Task directions: Pick out the lines below that contain the string "name" and copy them all.

[Start of Provided information]

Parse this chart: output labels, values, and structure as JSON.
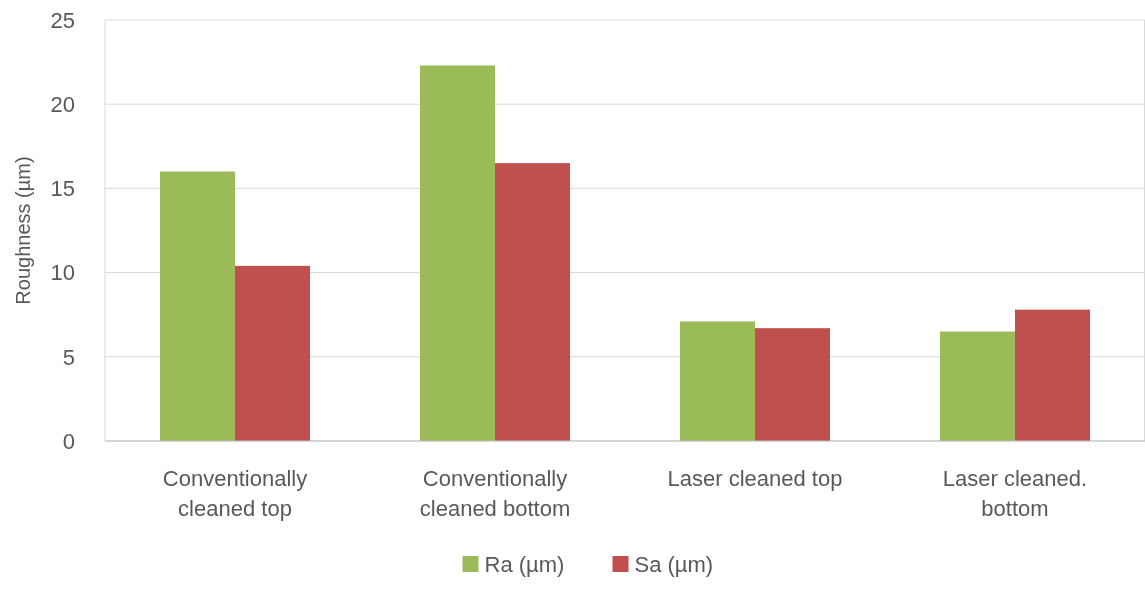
{
  "chart_data": {
    "type": "bar",
    "ylabel": "Roughness (µm)",
    "categories": [
      "Conventionally cleaned top",
      "Conventionally cleaned bottom",
      "Laser cleaned top",
      "Laser cleaned. bottom"
    ],
    "series": [
      {
        "name": "Ra (µm)",
        "color": "#9bbb59",
        "values": [
          16.0,
          22.3,
          7.1,
          6.5
        ]
      },
      {
        "name": "Sa (µm)",
        "color": "#c0504d",
        "values": [
          10.4,
          16.5,
          6.7,
          7.8
        ]
      }
    ],
    "ylim": [
      0,
      25
    ],
    "yticks": [
      0,
      5,
      10,
      15,
      20,
      25
    ],
    "grid": "y",
    "legend": "bottom"
  }
}
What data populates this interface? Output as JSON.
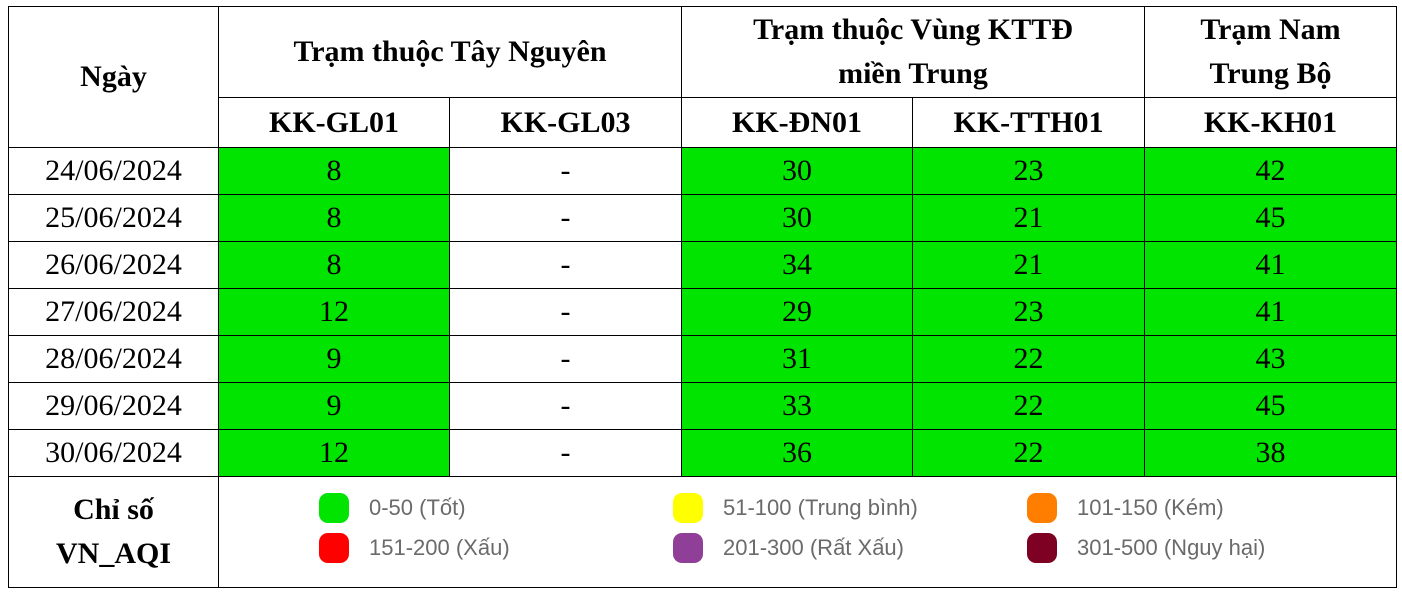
{
  "header": {
    "day_label": "Ngày",
    "groups": [
      {
        "line1": "Trạm thuộc Tây Nguyên",
        "line2": ""
      },
      {
        "line1": "Trạm thuộc Vùng KTTĐ",
        "line2": "miền Trung"
      },
      {
        "line1": "Trạm Nam",
        "line2": "Trung Bộ"
      }
    ],
    "stations": [
      "KK-GL01",
      "KK-GL03",
      "KK-ĐN01",
      "KK-TTH01",
      "KK-KH01"
    ]
  },
  "rows": [
    {
      "date": "24/06/2024",
      "values": [
        "8",
        "-",
        "30",
        "23",
        "42"
      ]
    },
    {
      "date": "25/06/2024",
      "values": [
        "8",
        "-",
        "30",
        "21",
        "45"
      ]
    },
    {
      "date": "26/06/2024",
      "values": [
        "8",
        "-",
        "34",
        "21",
        "41"
      ]
    },
    {
      "date": "27/06/2024",
      "values": [
        "12",
        "-",
        "29",
        "23",
        "41"
      ]
    },
    {
      "date": "28/06/2024",
      "values": [
        "9",
        "-",
        "31",
        "22",
        "43"
      ]
    },
    {
      "date": "29/06/2024",
      "values": [
        "9",
        "-",
        "33",
        "22",
        "45"
      ]
    },
    {
      "date": "30/06/2024",
      "values": [
        "12",
        "-",
        "36",
        "22",
        "38"
      ]
    }
  ],
  "index_label": {
    "line1": "Chỉ số",
    "line2": "VN_AQI"
  },
  "legend": [
    {
      "label": "0-50 (Tốt)",
      "color": "#00e400"
    },
    {
      "label": "51-100 (Trung bình)",
      "color": "#ffff00"
    },
    {
      "label": "101-150 (Kém)",
      "color": "#ff7e00"
    },
    {
      "label": "151-200 (Xấu)",
      "color": "#ff0000"
    },
    {
      "label": "201-300 (Rất Xấu)",
      "color": "#8f3f97"
    },
    {
      "label": "301-500 (Nguy hại)",
      "color": "#7e0023"
    }
  ],
  "colors": {
    "good": "#00e400",
    "border": "#000000"
  }
}
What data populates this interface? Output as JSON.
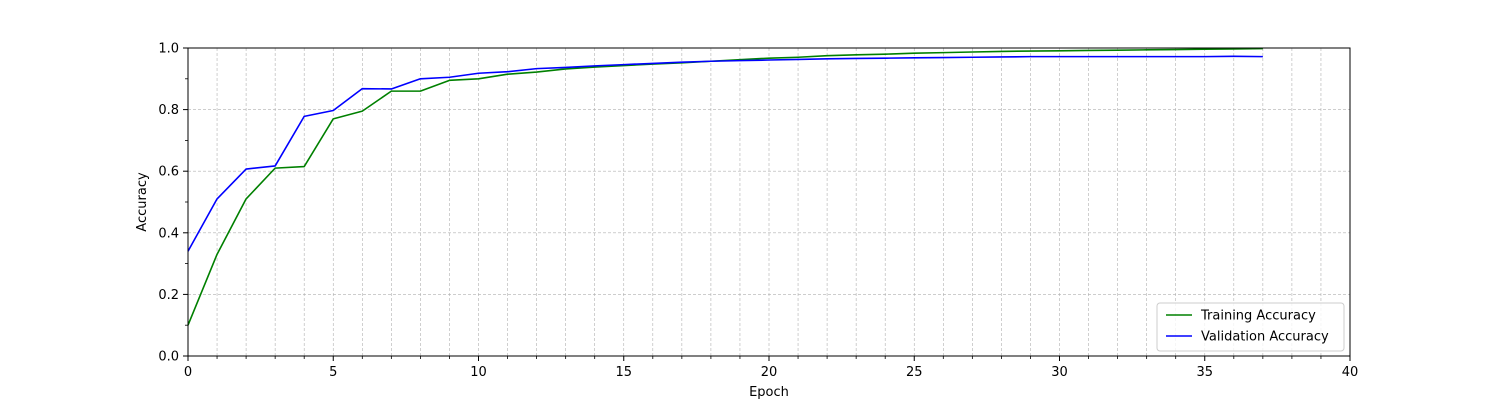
{
  "chart_data": {
    "type": "line",
    "xlabel": "Epoch",
    "ylabel": "Accuracy",
    "xlim": [
      0,
      40
    ],
    "ylim": [
      0.0,
      1.0
    ],
    "x_ticks": [
      0,
      5,
      10,
      15,
      20,
      25,
      30,
      35,
      40
    ],
    "x_tick_labels": [
      "0",
      "5",
      "10",
      "15",
      "20",
      "25",
      "30",
      "35",
      "40"
    ],
    "y_ticks": [
      0.0,
      0.2,
      0.4,
      0.6,
      0.8,
      1.0
    ],
    "y_tick_labels": [
      "0.0",
      "0.2",
      "0.4",
      "0.6",
      "0.8",
      "1.0"
    ],
    "x_minor_step": 1,
    "y_minor_step": 0.1,
    "grid": true,
    "legend_position": "bottom-right",
    "x": [
      0,
      1,
      2,
      3,
      4,
      5,
      6,
      7,
      8,
      9,
      10,
      11,
      12,
      13,
      14,
      15,
      16,
      17,
      18,
      19,
      20,
      21,
      22,
      23,
      24,
      25,
      26,
      27,
      28,
      29,
      30,
      31,
      32,
      33,
      34,
      35,
      36,
      37
    ],
    "series": [
      {
        "name": "Training Accuracy",
        "color": "#008000",
        "values": [
          0.1,
          0.33,
          0.51,
          0.61,
          0.615,
          0.77,
          0.795,
          0.86,
          0.86,
          0.895,
          0.9,
          0.915,
          0.922,
          0.932,
          0.938,
          0.943,
          0.948,
          0.952,
          0.957,
          0.962,
          0.967,
          0.97,
          0.975,
          0.978,
          0.98,
          0.983,
          0.985,
          0.987,
          0.989,
          0.99,
          0.991,
          0.992,
          0.993,
          0.994,
          0.995,
          0.996,
          0.997,
          0.998
        ]
      },
      {
        "name": "Validation Accuracy",
        "color": "#0000ff",
        "values": [
          0.34,
          0.51,
          0.607,
          0.617,
          0.778,
          0.797,
          0.868,
          0.867,
          0.9,
          0.905,
          0.918,
          0.923,
          0.933,
          0.937,
          0.942,
          0.946,
          0.95,
          0.954,
          0.957,
          0.959,
          0.961,
          0.963,
          0.965,
          0.966,
          0.967,
          0.968,
          0.969,
          0.97,
          0.971,
          0.972,
          0.972,
          0.972,
          0.972,
          0.972,
          0.972,
          0.972,
          0.973,
          0.972
        ]
      }
    ]
  }
}
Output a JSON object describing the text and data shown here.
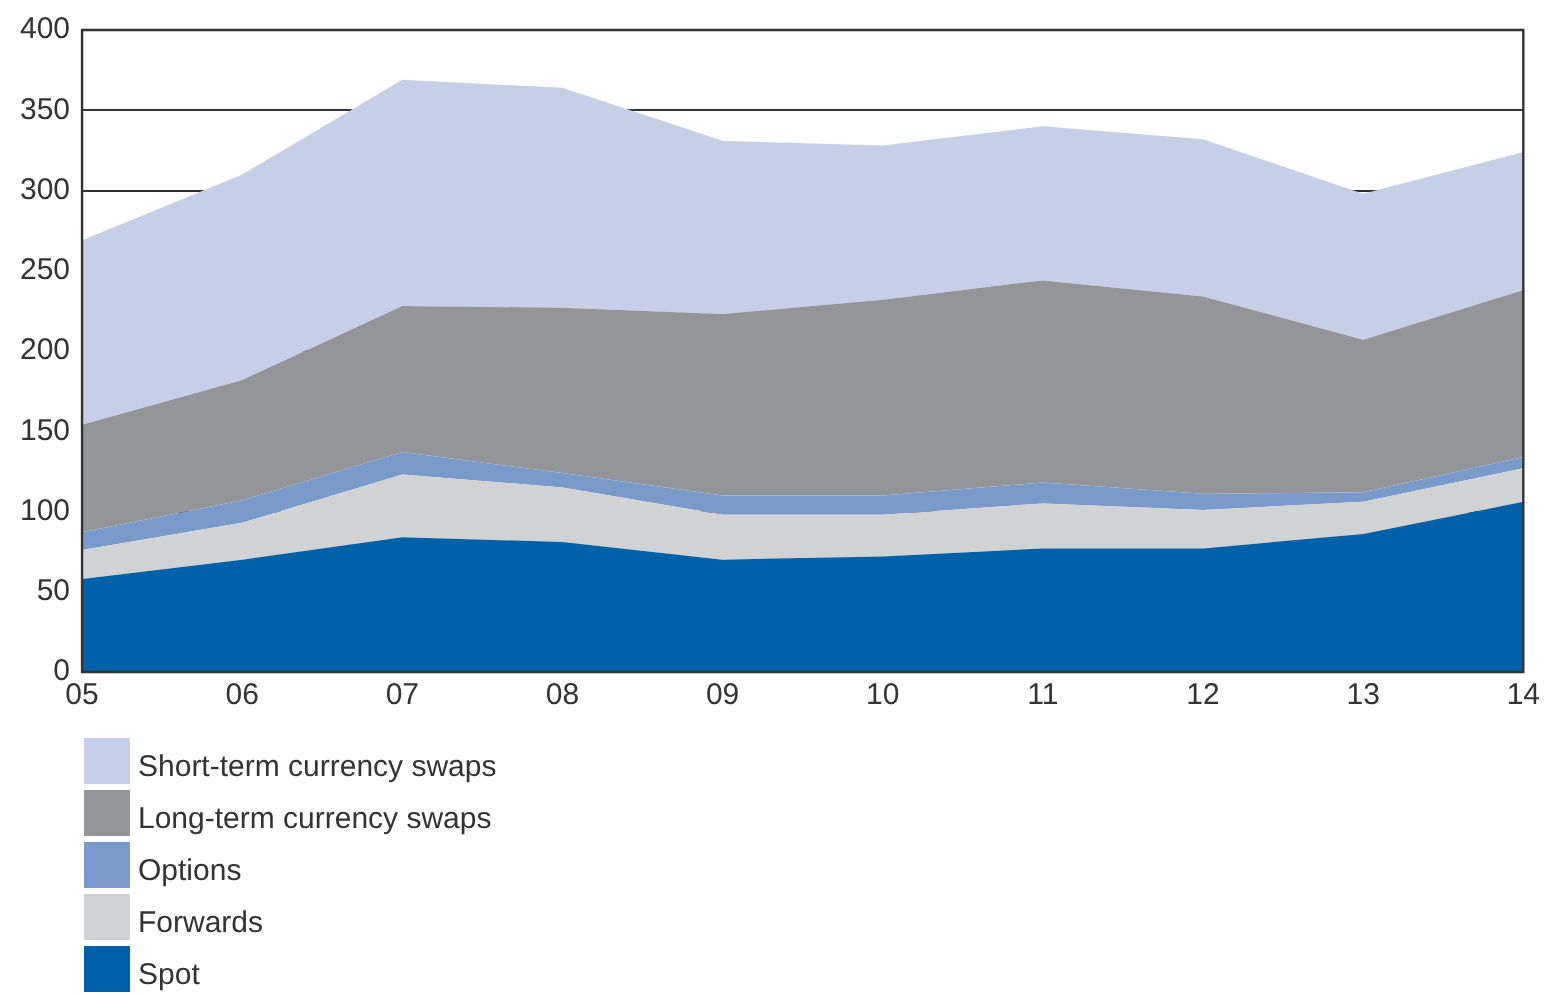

[End of Provided information]

Complete output:
        "name": "Ra (µm)",
        "name": "Sa (µm)",
        "name": "Training Accuracy",
        "name": "Validation Accuracy",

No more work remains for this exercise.